WHAT TO PRODUCE — State how many lines of the entries below hold the word "color"; reply with nothing but the number.

┄┄┄┄┄┄┄┄┄┄┄┄┄┄┄┄┄┄┄┄

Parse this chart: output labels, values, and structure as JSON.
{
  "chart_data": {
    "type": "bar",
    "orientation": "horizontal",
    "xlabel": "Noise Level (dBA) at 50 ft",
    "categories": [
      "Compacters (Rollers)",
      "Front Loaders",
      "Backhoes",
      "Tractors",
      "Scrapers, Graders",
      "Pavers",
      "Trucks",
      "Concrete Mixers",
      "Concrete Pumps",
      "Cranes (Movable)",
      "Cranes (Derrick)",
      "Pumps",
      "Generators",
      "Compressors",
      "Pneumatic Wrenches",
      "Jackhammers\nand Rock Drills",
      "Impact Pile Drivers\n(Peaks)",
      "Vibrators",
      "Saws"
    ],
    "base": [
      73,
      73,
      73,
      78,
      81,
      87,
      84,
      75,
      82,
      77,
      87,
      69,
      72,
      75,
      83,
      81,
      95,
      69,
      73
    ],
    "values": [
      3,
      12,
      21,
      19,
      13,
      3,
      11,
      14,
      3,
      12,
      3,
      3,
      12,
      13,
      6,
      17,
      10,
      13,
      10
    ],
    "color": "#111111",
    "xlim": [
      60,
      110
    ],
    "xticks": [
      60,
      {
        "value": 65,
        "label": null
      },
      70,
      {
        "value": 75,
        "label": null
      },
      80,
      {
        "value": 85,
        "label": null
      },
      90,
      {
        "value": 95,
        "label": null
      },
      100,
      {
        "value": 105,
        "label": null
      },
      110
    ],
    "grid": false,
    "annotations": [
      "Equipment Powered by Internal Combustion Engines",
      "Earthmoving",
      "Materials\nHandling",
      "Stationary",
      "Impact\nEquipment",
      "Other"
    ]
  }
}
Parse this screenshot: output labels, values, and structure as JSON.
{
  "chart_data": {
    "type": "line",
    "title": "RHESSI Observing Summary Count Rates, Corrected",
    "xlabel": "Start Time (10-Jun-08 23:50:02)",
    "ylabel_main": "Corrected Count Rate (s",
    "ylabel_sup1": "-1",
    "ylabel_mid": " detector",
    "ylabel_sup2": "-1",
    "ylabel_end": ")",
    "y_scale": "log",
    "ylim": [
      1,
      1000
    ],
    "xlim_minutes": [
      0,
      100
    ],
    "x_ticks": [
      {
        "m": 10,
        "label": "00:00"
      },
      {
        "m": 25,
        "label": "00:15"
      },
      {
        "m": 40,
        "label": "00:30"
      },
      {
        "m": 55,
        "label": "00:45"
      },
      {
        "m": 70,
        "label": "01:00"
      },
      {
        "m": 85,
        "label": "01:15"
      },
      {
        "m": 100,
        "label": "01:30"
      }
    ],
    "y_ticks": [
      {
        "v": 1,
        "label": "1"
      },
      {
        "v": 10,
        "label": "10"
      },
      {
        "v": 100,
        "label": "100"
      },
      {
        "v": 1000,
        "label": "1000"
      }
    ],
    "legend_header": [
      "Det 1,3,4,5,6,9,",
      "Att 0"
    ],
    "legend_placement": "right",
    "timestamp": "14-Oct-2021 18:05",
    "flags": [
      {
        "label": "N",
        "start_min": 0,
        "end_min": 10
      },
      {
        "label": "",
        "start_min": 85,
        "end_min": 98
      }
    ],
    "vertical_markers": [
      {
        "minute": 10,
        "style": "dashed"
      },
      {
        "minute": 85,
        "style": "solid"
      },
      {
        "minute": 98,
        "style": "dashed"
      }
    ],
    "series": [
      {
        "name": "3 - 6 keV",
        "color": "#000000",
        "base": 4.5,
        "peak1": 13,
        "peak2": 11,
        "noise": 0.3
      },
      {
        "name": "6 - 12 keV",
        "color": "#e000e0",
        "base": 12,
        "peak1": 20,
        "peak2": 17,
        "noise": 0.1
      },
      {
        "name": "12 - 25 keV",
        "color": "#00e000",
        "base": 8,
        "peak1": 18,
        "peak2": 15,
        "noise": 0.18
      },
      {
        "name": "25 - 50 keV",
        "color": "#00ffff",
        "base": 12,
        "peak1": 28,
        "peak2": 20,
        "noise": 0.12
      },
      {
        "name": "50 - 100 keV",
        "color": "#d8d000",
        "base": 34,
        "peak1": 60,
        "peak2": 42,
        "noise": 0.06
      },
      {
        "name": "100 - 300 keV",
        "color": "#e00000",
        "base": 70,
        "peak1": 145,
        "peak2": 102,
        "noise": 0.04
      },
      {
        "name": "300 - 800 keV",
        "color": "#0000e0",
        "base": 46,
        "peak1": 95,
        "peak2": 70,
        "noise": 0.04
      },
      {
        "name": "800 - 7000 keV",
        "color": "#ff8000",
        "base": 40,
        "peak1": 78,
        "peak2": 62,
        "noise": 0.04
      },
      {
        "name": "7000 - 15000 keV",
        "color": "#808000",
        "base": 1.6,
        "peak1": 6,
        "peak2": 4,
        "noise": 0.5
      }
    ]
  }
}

┄┄┄┄┄┄┄┄┄┄┄┄┄┄┄┄┄┄┄┄

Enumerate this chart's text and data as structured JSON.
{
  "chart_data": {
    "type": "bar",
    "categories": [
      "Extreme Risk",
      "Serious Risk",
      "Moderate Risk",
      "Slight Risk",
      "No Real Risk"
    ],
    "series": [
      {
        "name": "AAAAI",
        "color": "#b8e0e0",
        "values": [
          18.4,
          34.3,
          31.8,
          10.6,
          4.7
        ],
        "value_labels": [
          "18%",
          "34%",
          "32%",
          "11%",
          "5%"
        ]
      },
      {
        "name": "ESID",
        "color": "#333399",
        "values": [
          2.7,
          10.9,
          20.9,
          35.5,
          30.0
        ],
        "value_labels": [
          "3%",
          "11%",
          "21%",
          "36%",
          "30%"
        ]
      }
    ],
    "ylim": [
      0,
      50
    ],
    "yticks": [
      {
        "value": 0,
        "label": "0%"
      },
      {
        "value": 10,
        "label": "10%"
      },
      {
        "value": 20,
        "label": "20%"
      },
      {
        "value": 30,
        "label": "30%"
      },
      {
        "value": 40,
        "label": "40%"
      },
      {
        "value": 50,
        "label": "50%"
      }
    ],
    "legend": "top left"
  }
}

┄┄┄┄┄┄┄┄┄┄┄┄┄┄┄┄┄┄┄┄

OUTPUT BELOW — 12